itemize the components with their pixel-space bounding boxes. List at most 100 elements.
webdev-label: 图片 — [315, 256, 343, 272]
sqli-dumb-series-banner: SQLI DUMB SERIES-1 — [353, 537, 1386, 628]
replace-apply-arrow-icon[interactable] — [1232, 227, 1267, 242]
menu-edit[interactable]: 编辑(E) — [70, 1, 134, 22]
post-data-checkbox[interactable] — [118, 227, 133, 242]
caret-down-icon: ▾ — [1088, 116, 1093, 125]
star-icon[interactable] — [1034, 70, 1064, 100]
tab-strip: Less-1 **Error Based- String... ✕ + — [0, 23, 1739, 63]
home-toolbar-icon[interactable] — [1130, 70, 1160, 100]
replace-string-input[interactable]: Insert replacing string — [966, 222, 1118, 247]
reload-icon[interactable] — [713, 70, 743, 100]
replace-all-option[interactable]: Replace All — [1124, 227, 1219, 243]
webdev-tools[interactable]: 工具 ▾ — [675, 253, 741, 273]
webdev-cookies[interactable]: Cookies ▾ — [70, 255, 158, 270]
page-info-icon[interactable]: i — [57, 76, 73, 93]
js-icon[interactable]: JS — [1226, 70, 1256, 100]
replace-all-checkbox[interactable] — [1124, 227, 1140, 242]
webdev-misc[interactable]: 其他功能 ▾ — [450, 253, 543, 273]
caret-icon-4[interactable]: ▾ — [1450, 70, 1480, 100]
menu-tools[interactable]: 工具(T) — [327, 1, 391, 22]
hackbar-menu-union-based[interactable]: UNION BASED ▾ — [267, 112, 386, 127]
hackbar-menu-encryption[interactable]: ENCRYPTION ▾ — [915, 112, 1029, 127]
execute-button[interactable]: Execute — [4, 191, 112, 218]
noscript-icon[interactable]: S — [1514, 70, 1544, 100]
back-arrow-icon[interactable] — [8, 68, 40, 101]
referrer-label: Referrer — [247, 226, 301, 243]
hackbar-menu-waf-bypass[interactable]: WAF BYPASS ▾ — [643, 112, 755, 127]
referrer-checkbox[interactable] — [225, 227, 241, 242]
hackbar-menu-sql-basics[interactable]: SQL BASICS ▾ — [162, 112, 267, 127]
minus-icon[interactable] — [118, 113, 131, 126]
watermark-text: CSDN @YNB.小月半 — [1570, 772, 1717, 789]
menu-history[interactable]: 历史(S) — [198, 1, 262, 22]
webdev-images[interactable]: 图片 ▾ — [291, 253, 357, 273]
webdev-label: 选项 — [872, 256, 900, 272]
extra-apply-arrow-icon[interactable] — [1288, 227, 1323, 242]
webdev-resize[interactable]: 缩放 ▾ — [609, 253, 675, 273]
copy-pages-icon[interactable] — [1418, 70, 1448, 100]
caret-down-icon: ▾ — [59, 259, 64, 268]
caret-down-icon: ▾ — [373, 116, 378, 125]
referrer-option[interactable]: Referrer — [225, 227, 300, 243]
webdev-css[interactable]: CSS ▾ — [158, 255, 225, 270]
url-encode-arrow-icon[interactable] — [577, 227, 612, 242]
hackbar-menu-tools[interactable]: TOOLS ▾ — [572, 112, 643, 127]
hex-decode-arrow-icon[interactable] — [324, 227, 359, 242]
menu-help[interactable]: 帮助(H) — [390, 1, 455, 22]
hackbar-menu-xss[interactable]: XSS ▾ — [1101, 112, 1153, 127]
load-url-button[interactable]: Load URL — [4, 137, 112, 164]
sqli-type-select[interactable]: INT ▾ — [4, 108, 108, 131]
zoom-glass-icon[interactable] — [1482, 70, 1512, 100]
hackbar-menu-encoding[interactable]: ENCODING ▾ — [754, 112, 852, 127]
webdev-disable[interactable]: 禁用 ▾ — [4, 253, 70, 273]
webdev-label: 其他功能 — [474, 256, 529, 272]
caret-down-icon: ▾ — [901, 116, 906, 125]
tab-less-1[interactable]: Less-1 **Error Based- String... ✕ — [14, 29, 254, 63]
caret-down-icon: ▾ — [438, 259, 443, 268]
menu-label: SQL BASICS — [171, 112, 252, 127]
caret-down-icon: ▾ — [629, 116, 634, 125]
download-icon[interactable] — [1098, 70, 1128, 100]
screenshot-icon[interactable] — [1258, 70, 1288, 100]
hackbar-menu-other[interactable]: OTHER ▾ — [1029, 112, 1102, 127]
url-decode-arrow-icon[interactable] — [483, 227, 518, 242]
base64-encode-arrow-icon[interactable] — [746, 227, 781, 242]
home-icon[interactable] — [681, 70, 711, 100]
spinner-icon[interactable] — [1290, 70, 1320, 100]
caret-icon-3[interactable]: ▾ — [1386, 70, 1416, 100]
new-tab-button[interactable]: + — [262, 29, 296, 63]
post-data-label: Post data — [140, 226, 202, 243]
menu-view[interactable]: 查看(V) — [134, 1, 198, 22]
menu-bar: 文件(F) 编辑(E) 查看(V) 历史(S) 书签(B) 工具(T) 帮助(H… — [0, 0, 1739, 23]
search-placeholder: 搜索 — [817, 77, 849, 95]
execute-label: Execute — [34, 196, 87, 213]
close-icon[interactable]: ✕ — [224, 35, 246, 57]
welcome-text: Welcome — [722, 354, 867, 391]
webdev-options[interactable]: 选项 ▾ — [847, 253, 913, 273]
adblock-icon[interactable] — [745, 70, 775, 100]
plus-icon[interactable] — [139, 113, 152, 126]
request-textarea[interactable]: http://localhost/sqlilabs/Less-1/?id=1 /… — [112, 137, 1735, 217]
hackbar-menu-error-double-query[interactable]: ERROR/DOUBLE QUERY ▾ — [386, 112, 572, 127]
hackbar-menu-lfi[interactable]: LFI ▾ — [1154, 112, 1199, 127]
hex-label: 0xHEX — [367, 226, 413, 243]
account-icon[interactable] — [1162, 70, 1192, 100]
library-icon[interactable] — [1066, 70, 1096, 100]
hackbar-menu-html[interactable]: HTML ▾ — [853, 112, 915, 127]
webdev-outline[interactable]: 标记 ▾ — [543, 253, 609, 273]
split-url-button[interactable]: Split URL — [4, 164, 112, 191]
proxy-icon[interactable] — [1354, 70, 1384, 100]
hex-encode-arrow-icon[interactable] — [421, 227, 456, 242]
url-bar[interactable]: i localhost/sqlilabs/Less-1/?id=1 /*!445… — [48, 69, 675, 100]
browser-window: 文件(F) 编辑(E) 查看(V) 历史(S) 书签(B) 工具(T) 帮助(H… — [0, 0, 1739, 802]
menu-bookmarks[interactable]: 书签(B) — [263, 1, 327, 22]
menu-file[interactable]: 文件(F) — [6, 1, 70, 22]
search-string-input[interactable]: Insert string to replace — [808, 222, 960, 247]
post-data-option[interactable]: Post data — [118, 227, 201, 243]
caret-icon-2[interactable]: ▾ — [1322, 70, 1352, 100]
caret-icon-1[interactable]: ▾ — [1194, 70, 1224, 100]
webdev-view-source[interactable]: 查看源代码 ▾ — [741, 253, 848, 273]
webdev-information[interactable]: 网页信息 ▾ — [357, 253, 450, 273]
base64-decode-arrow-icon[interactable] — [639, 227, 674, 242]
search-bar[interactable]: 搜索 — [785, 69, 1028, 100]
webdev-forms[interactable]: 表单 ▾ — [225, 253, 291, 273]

● **TASK BRIEF**
Rename every "interactable" in the material to "clickable" and return all the lines with nothing else changed.

● **ANSWER FOR THIS EXERCISE**
itemize the components with their pixel-space bounding boxes. List at most 100 elements.
webdev-label: 图片 — [315, 256, 343, 272]
sqli-dumb-series-banner: SQLI DUMB SERIES-1 — [353, 537, 1386, 628]
replace-apply-arrow-icon[clickable] — [1232, 227, 1267, 242]
menu-edit[clickable]: 编辑(E) — [70, 1, 134, 22]
post-data-checkbox[clickable] — [118, 227, 133, 242]
caret-down-icon: ▾ — [1088, 116, 1093, 125]
star-icon[clickable] — [1034, 70, 1064, 100]
tab-strip: Less-1 **Error Based- String... ✕ + — [0, 23, 1739, 63]
home-toolbar-icon[clickable] — [1130, 70, 1160, 100]
replace-string-input[clickable]: Insert replacing string — [966, 222, 1118, 247]
reload-icon[clickable] — [713, 70, 743, 100]
replace-all-option[clickable]: Replace All — [1124, 227, 1219, 243]
webdev-tools[clickable]: 工具 ▾ — [675, 253, 741, 273]
webdev-cookies[clickable]: Cookies ▾ — [70, 255, 158, 270]
page-info-icon[clickable]: i — [57, 76, 73, 93]
js-icon[clickable]: JS — [1226, 70, 1256, 100]
replace-all-checkbox[clickable] — [1124, 227, 1140, 242]
webdev-misc[clickable]: 其他功能 ▾ — [450, 253, 543, 273]
caret-icon-4[clickable]: ▾ — [1450, 70, 1480, 100]
menu-tools[clickable]: 工具(T) — [327, 1, 391, 22]
hackbar-menu-union-based[clickable]: UNION BASED ▾ — [267, 112, 386, 127]
hackbar-menu-encryption[clickable]: ENCRYPTION ▾ — [915, 112, 1029, 127]
execute-button[clickable]: Execute — [4, 191, 112, 218]
noscript-icon[clickable]: S — [1514, 70, 1544, 100]
back-arrow-icon[clickable] — [8, 68, 40, 101]
referrer-label: Referrer — [247, 226, 301, 243]
hackbar-menu-waf-bypass[clickable]: WAF BYPASS ▾ — [643, 112, 755, 127]
referrer-checkbox[clickable] — [225, 227, 241, 242]
hackbar-menu-sql-basics[clickable]: SQL BASICS ▾ — [162, 112, 267, 127]
minus-icon[clickable] — [118, 113, 131, 126]
watermark-text: CSDN @YNB.小月半 — [1570, 772, 1717, 789]
menu-history[clickable]: 历史(S) — [198, 1, 262, 22]
webdev-images[clickable]: 图片 ▾ — [291, 253, 357, 273]
webdev-label: 选项 — [872, 256, 900, 272]
extra-apply-arrow-icon[clickable] — [1288, 227, 1323, 242]
webdev-resize[clickable]: 缩放 ▾ — [609, 253, 675, 273]
copy-pages-icon[clickable] — [1418, 70, 1448, 100]
caret-down-icon: ▾ — [59, 259, 64, 268]
caret-down-icon: ▾ — [373, 116, 378, 125]
referrer-option[clickable]: Referrer — [225, 227, 300, 243]
webdev-css[clickable]: CSS ▾ — [158, 255, 225, 270]
url-encode-arrow-icon[clickable] — [577, 227, 612, 242]
hackbar-menu-tools[clickable]: TOOLS ▾ — [572, 112, 643, 127]
hex-decode-arrow-icon[clickable] — [324, 227, 359, 242]
menu-help[clickable]: 帮助(H) — [390, 1, 455, 22]
hackbar-menu-xss[clickable]: XSS ▾ — [1101, 112, 1153, 127]
load-url-button[clickable]: Load URL — [4, 137, 112, 164]
sqli-type-select[clickable]: INT ▾ — [4, 108, 108, 131]
zoom-glass-icon[clickable] — [1482, 70, 1512, 100]
hackbar-menu-encoding[clickable]: ENCODING ▾ — [754, 112, 852, 127]
webdev-disable[clickable]: 禁用 ▾ — [4, 253, 70, 273]
webdev-label: 其他功能 — [474, 256, 529, 272]
caret-down-icon: ▾ — [901, 116, 906, 125]
tab-less-1[clickable]: Less-1 **Error Based- String... ✕ — [14, 29, 254, 63]
caret-down-icon: ▾ — [438, 259, 443, 268]
menu-label: SQL BASICS — [171, 112, 252, 127]
caret-down-icon: ▾ — [629, 116, 634, 125]
download-icon[clickable] — [1098, 70, 1128, 100]
screenshot-icon[clickable] — [1258, 70, 1288, 100]
hackbar-menu-other[clickable]: OTHER ▾ — [1029, 112, 1102, 127]
url-decode-arrow-icon[clickable] — [483, 227, 518, 242]
base64-encode-arrow-icon[clickable] — [746, 227, 781, 242]
home-icon[clickable] — [681, 70, 711, 100]
spinner-icon[clickable] — [1290, 70, 1320, 100]
caret-icon-3[clickable]: ▾ — [1386, 70, 1416, 100]
new-tab-button[clickable]: + — [262, 29, 296, 63]
post-data-label: Post data — [140, 226, 202, 243]
menu-view[clickable]: 查看(V) — [134, 1, 198, 22]
menu-bar: 文件(F) 编辑(E) 查看(V) 历史(S) 书签(B) 工具(T) 帮助(H… — [0, 0, 1739, 23]
search-placeholder: 搜索 — [817, 77, 849, 95]
execute-label: Execute — [34, 196, 87, 213]
close-icon[clickable]: ✕ — [224, 35, 246, 57]
welcome-text: Welcome — [722, 354, 867, 391]
webdev-options[clickable]: 选项 ▾ — [847, 253, 913, 273]
adblock-icon[clickable] — [745, 70, 775, 100]
plus-icon[clickable] — [139, 113, 152, 126]
request-textarea[clickable]: http://localhost/sqlilabs/Less-1/?id=1 /… — [112, 137, 1735, 217]
hackbar-menu-error-double-query[clickable]: ERROR/DOUBLE QUERY ▾ — [386, 112, 572, 127]
hackbar-menu-lfi[clickable]: LFI ▾ — [1154, 112, 1199, 127]
hex-label: 0xHEX — [367, 226, 413, 243]
account-icon[clickable] — [1162, 70, 1192, 100]
library-icon[clickable] — [1066, 70, 1096, 100]
hackbar-menu-html[clickable]: HTML ▾ — [853, 112, 915, 127]
webdev-outline[clickable]: 标记 ▾ — [543, 253, 609, 273]
split-url-button[clickable]: Split URL — [4, 164, 112, 191]
proxy-icon[clickable] — [1354, 70, 1384, 100]
hex-encode-arrow-icon[clickable] — [421, 227, 456, 242]
url-bar[clickable]: i localhost/sqlilabs/Less-1/?id=1 /*!445… — [48, 69, 675, 100]
browser-window: 文件(F) 编辑(E) 查看(V) 历史(S) 书签(B) 工具(T) 帮助(H… — [0, 0, 1739, 802]
menu-bookmarks[clickable]: 书签(B) — [263, 1, 327, 22]
menu-file[clickable]: 文件(F) — [6, 1, 70, 22]
search-string-input[clickable]: Insert string to replace — [808, 222, 960, 247]
post-data-option[clickable]: Post data — [118, 227, 201, 243]
caret-icon-2[clickable]: ▾ — [1322, 70, 1352, 100]
caret-icon-1[clickable]: ▾ — [1194, 70, 1224, 100]
webdev-view-source[clickable]: 查看源代码 ▾ — [741, 253, 848, 273]
webdev-information[clickable]: 网页信息 ▾ — [357, 253, 450, 273]
base64-decode-arrow-icon[clickable] — [639, 227, 674, 242]
search-bar[clickable]: 搜索 — [785, 69, 1028, 100]
webdev-forms[clickable]: 表单 ▾ — [225, 253, 291, 273]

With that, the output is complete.